◆ The problem ◆
Locate each line in the records containing "What". Copy it.

Chart and figure data:
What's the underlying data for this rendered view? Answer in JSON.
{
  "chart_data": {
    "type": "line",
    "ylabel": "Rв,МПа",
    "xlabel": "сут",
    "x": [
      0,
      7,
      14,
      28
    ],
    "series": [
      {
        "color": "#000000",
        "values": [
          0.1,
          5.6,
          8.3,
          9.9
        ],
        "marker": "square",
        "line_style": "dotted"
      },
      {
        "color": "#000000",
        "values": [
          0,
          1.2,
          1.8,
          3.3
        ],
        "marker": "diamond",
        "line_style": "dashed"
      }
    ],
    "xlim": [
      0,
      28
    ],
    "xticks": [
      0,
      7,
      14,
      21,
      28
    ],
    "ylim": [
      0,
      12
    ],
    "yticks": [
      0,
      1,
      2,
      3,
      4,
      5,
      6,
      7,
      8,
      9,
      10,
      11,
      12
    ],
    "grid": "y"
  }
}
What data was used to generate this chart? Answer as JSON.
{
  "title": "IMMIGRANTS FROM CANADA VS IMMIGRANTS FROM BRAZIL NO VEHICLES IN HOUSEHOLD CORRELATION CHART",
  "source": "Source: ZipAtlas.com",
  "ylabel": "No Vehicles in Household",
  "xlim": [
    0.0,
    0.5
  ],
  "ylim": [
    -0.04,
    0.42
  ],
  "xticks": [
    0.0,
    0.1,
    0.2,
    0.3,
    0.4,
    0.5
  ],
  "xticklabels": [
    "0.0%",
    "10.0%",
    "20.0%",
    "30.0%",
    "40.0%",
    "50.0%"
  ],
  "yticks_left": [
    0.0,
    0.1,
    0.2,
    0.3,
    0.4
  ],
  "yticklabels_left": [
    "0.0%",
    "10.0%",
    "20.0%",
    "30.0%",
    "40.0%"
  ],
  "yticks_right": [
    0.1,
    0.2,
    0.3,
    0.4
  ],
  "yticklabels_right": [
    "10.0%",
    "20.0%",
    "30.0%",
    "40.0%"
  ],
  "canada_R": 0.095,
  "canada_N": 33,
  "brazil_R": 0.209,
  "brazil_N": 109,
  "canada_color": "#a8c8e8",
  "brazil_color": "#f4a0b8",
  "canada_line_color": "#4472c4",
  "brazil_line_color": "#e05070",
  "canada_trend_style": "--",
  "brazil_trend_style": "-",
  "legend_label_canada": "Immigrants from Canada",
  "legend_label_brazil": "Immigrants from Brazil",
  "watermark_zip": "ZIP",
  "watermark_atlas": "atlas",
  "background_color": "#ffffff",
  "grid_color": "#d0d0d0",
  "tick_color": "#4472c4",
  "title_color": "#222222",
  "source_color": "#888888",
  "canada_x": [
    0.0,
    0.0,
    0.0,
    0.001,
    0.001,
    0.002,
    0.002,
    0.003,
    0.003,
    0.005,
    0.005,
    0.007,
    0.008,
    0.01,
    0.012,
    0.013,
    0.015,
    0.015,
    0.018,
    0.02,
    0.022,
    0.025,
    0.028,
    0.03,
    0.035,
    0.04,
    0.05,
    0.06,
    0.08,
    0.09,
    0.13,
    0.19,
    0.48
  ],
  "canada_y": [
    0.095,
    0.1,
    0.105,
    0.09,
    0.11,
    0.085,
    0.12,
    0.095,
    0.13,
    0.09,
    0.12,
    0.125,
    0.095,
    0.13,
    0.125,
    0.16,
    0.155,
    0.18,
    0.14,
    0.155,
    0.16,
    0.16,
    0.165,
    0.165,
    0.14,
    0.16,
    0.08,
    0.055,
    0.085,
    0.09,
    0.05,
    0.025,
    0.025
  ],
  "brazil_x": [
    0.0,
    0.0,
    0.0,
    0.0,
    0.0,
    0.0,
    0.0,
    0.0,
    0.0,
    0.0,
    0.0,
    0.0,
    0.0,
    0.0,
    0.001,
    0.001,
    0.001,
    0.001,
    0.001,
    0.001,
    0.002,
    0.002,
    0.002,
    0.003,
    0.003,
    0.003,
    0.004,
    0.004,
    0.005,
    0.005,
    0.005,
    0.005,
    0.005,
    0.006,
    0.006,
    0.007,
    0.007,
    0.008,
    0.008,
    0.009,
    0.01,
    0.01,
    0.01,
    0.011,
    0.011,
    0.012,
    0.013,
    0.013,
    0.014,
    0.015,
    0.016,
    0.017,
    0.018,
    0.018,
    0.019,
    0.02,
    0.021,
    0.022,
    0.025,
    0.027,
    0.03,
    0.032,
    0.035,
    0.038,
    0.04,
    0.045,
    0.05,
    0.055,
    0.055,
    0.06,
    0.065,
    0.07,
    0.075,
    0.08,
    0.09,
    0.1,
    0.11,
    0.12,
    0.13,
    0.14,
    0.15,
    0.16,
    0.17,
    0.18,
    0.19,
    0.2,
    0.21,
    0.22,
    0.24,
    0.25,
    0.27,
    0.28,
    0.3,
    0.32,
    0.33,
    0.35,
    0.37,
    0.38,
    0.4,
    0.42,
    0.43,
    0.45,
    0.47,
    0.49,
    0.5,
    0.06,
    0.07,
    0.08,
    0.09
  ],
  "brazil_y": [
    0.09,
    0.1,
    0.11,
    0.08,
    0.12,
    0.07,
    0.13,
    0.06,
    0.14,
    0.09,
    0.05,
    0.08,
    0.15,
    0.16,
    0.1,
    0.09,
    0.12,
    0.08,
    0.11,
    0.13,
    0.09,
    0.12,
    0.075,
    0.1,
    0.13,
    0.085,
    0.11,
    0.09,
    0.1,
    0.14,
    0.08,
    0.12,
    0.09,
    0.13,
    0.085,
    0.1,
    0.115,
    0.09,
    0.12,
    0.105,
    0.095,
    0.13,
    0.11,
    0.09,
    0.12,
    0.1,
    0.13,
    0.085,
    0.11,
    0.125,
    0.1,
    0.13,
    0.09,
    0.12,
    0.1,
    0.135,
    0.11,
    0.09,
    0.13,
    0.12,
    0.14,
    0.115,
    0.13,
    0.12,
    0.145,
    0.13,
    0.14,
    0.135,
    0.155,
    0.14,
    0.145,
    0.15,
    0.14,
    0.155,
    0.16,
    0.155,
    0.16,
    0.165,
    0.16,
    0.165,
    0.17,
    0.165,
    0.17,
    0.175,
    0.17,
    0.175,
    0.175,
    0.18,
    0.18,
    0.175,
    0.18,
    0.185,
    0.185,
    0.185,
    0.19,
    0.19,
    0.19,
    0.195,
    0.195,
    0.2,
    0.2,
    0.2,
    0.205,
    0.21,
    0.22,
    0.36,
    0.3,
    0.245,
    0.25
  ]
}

◆ Task answer ◆
What's the underlying data for this rendered view? Answer in JSON.
What data was used to generate this chart? Answer as JSON.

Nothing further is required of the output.